PETUNJUK LATIHAN:
a – Kutip bagian cerita tentang Panduman dari "Cerita ini berawal" sampai "terjun di dalamnya." tanpa mengubah satu kata pun.
b – Ubah paragraf dalam cerita tentang Panduman yang diawali "Sebelum melaksanakan kegiatan aksi" menjadi daftar singkat yang memuat fakta-fakta utamanya.

KUTIPAN TEKS:
((
Panduman, Membuatku Jatuh Cinta Pedalaman



Cerita ini berawal dari keisenganku mengklik pranala pendaftaran yang ada di status teman. Setelah mendaftar aku tidak pernah memikirkan apapun tentang kegiatan ini. Nusantara Youth Care Chapter 2, namanya. Aku masih belum tahu banyak, tapi ada teman sekelasku yang sudah terjun di dalamnya.
Hari ini pengumuman, tapi aku sendiri lupa bahwa aku sudah mendaftar. Temanku mengisim pesan, bertanya apakah aku mendaftar kegiatan NYC Chapter 2? Segera kubuka instagram untuk melihat info, dan benar malam ini pengumuman tapi aku belum mendapat pesan apapun. Teman sekelasku itu kemudian memberi tahu bahwa aku lolos, dan dia yang mendapat mandat untuk menyampaikan pengumuman ini kepada relawan bidang sosial. Aku garuk-garuk kepala atas keisenganku itu.
Beberapa hari setelah pengumuman itu, diadakan tahap wawancara sebelum pengumuman final. Dan saat itu aku sedang pulang ke rumah. Aku hubungi teman sekelas yang lebih dulu terjun di komunitas itu. Dia berkata gampang, seolah aku adalah salah satu orang yang memanfaatkan sistem orang dalam atau nepotisme. Aku tertawa sendiri jika mengingat itu.
Sebelum melaksanakan kegiatan aksi pada nantinya, aku harus melakukan pelatihan terlebih dahulu sekaligus meet up pertama dengan mereka. Aku memilih bidang sosial tanpa tahu bagaimana di dalamnya. Aku tiba di lokasi pelatihan, yang kukenal hanyalah teman sekelas. Masuk ke dalam ruangan, menunggu dan pada akhirnya dimulai. Materi yang diberikan adalah tentang pengenalan Nusantara Youth Care, kerelawanan, dan gambaran tentang aksi. Diselingi dengan ice breaking sekaligus tahap mengenal satu sama lain.
))
BAHAN YANG DISEDIAKAN:
((
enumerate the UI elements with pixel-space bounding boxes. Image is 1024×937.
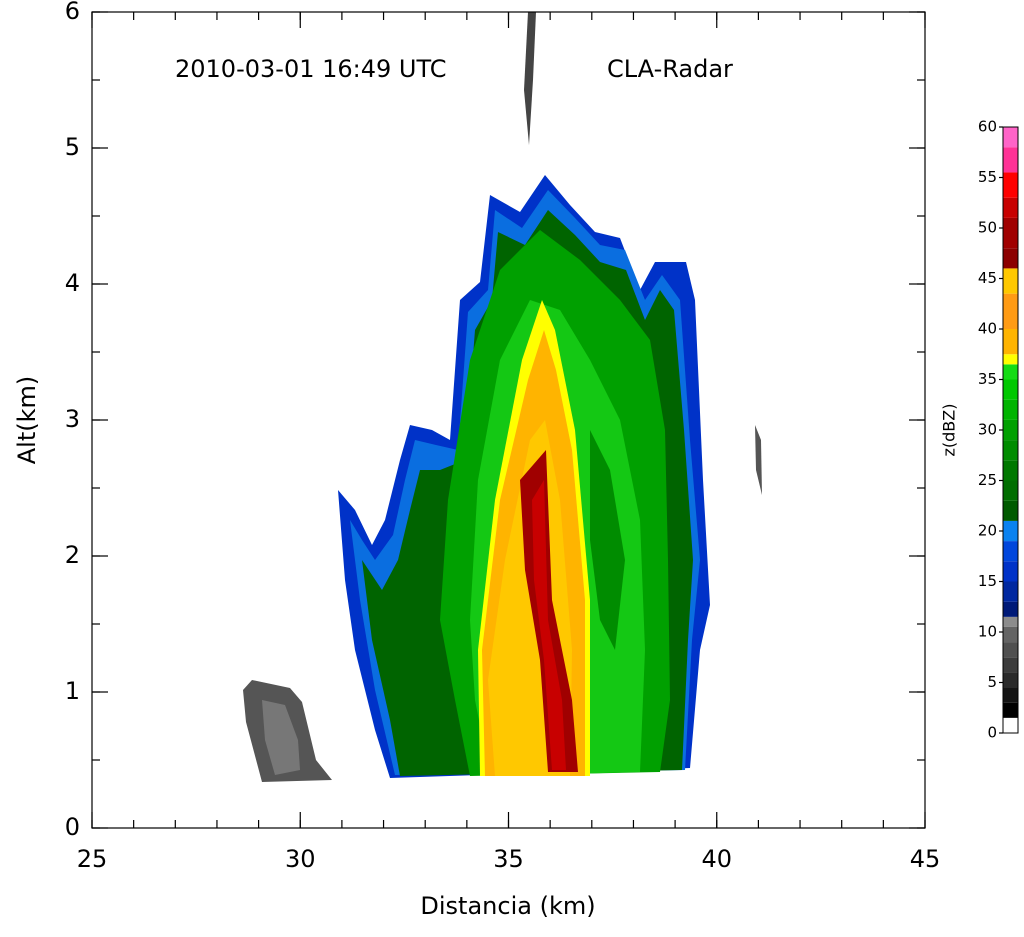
))
HASIL SETIAP TUGAS:
a –
Cerita ini berawal dari keisenganku mengklik pranala pendaftaran yang ada di status teman. Setelah mendaftar aku tidak pernah memikirkan apapun tentang kegiatan ini. Nusantara Youth Care Chapter 2, namanya. Aku masih belum tahu banyak, tapi ada teman sekelasku yang sudah terjun di dalamnya.

b –
- Sebelum kegiatan aksi, penulis harus mengikuti pelatihan yang sekaligus menjadi pertemuan pertama dengan para anggota.
- Penulis memilih bidang sosial tanpa tahu seperti apa bidang itu.
- Di lokasi pelatihan, satu-satunya orang yang dikenal penulis adalah teman sekelas.
- Materi pelatihan meliputi pengenalan Nusantara Youth Care, kerelawanan, dan gambaran tentang aksi.
- Materi diselingi ice breaking sekaligus perkenalan satu sama lain.